** start Data shown **

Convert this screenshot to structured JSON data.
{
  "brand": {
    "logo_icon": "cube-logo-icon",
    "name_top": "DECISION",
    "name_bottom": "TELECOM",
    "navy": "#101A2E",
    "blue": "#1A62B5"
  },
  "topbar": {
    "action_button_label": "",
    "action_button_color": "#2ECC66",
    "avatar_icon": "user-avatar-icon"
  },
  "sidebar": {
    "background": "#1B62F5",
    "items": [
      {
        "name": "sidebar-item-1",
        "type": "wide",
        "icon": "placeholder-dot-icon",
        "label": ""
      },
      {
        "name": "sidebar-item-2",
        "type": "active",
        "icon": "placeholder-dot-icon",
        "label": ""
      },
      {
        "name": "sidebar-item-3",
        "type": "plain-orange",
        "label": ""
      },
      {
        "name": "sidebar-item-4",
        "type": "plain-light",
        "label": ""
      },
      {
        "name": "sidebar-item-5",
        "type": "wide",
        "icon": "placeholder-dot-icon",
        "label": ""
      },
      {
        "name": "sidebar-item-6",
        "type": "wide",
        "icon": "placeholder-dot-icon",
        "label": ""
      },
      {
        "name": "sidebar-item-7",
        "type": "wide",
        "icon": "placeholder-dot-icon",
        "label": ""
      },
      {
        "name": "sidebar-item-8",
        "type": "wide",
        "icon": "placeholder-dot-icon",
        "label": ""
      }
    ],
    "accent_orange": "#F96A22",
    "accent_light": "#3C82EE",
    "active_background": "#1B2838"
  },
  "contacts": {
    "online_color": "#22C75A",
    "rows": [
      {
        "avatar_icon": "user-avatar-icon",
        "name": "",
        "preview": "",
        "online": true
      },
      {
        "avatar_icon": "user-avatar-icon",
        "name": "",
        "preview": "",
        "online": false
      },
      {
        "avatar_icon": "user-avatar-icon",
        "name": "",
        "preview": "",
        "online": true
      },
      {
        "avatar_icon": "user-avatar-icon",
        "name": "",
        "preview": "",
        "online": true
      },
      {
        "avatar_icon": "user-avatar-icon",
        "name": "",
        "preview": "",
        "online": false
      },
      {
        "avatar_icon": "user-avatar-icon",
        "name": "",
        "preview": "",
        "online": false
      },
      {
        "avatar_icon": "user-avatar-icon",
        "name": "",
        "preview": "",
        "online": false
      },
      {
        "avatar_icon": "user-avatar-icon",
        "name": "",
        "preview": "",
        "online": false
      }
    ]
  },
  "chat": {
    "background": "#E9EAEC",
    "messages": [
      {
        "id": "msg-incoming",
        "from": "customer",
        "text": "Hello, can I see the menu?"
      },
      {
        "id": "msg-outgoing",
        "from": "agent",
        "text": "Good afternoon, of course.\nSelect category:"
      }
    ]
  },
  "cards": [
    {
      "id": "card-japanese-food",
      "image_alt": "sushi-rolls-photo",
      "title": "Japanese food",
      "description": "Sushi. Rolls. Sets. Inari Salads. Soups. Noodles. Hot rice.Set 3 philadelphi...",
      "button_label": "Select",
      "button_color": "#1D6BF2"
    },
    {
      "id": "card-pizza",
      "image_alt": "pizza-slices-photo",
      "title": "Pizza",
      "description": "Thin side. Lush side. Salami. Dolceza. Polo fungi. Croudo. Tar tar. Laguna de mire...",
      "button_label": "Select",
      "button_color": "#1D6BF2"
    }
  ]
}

** end Data shown **

> _Prompt_: Produce an exact copy of the whole listing.

> _Answer for this exercise_:
Convert this screenshot to structured JSON data.
{
  "brand": {
    "logo_icon": "cube-logo-icon",
    "name_top": "DECISION",
    "name_bottom": "TELECOM",
    "navy": "#101A2E",
    "blue": "#1A62B5"
  },
  "topbar": {
    "action_button_label": "",
    "action_button_color": "#2ECC66",
    "avatar_icon": "user-avatar-icon"
  },
  "sidebar": {
    "background": "#1B62F5",
    "items": [
      {
        "name": "sidebar-item-1",
        "type": "wide",
        "icon": "placeholder-dot-icon",
        "label": ""
      },
      {
        "name": "sidebar-item-2",
        "type": "active",
        "icon": "placeholder-dot-icon",
        "label": ""
      },
      {
        "name": "sidebar-item-3",
        "type": "plain-orange",
        "label": ""
      },
      {
        "name": "sidebar-item-4",
        "type": "plain-light",
        "label": ""
      },
      {
        "name": "sidebar-item-5",
        "type": "wide",
        "icon": "placeholder-dot-icon",
        "label": ""
      },
      {
        "name": "sidebar-item-6",
        "type": "wide",
        "icon": "placeholder-dot-icon",
        "label": ""
      },
      {
        "name": "sidebar-item-7",
        "type": "wide",
        "icon": "placeholder-dot-icon",
        "label": ""
      },
      {
        "name": "sidebar-item-8",
        "type": "wide",
        "icon": "placeholder-dot-icon",
        "label": ""
      }
    ],
    "accent_orange": "#F96A22",
    "accent_light": "#3C82EE",
    "active_background": "#1B2838"
  },
  "contacts": {
    "online_color": "#22C75A",
    "rows": [
      {
        "avatar_icon": "user-avatar-icon",
        "name": "",
        "preview": "",
        "online": true
      },
      {
        "avatar_icon": "user-avatar-icon",
        "name": "",
        "preview": "",
        "online": false
      },
      {
        "avatar_icon": "user-avatar-icon",
        "name": "",
        "preview": "",
        "online": true
      },
      {
        "avatar_icon": "user-avatar-icon",
        "name": "",
        "preview": "",
        "online": true
      },
      {
        "avatar_icon": "user-avatar-icon",
        "name": "",
        "preview": "",
        "online": false
      },
      {
        "avatar_icon": "user-avatar-icon",
        "name": "",
        "preview": "",
        "online": false
      },
      {
        "avatar_icon": "user-avatar-icon",
        "name": "",
        "preview": "",
        "online": false
      },
      {
        "avatar_icon": "user-avatar-icon",
        "name": "",
        "preview": "",
        "online": false
      }
    ]
  },
  "chat": {
    "background": "#E9EAEC",
    "messages": [
      {
        "id": "msg-incoming",
        "from": "customer",
        "text": "Hello, can I see the menu?"
      },
      {
        "id": "msg-outgoing",
        "from": "agent",
        "text": "Good afternoon, of course.\nSelect category:"
      }
    ]
  },
  "cards": [
    {
      "id": "card-japanese-food",
      "image_alt": "sushi-rolls-photo",
      "title": "Japanese food",
      "description": "Sushi. Rolls. Sets. Inari Salads. Soups. Noodles. Hot rice.Set 3 philadelphi...",
      "button_label": "Select",
      "button_color": "#1D6BF2"
    },
    {
      "id": "card-pizza",
      "image_alt": "pizza-slices-photo",
      "title": "Pizza",
      "description": "Thin side. Lush side. Salami. Dolceza. Polo fungi. Croudo. Tar tar. Laguna de mire...",
      "button_label": "Select",
      "button_color": "#1D6BF2"
    }
  ]
}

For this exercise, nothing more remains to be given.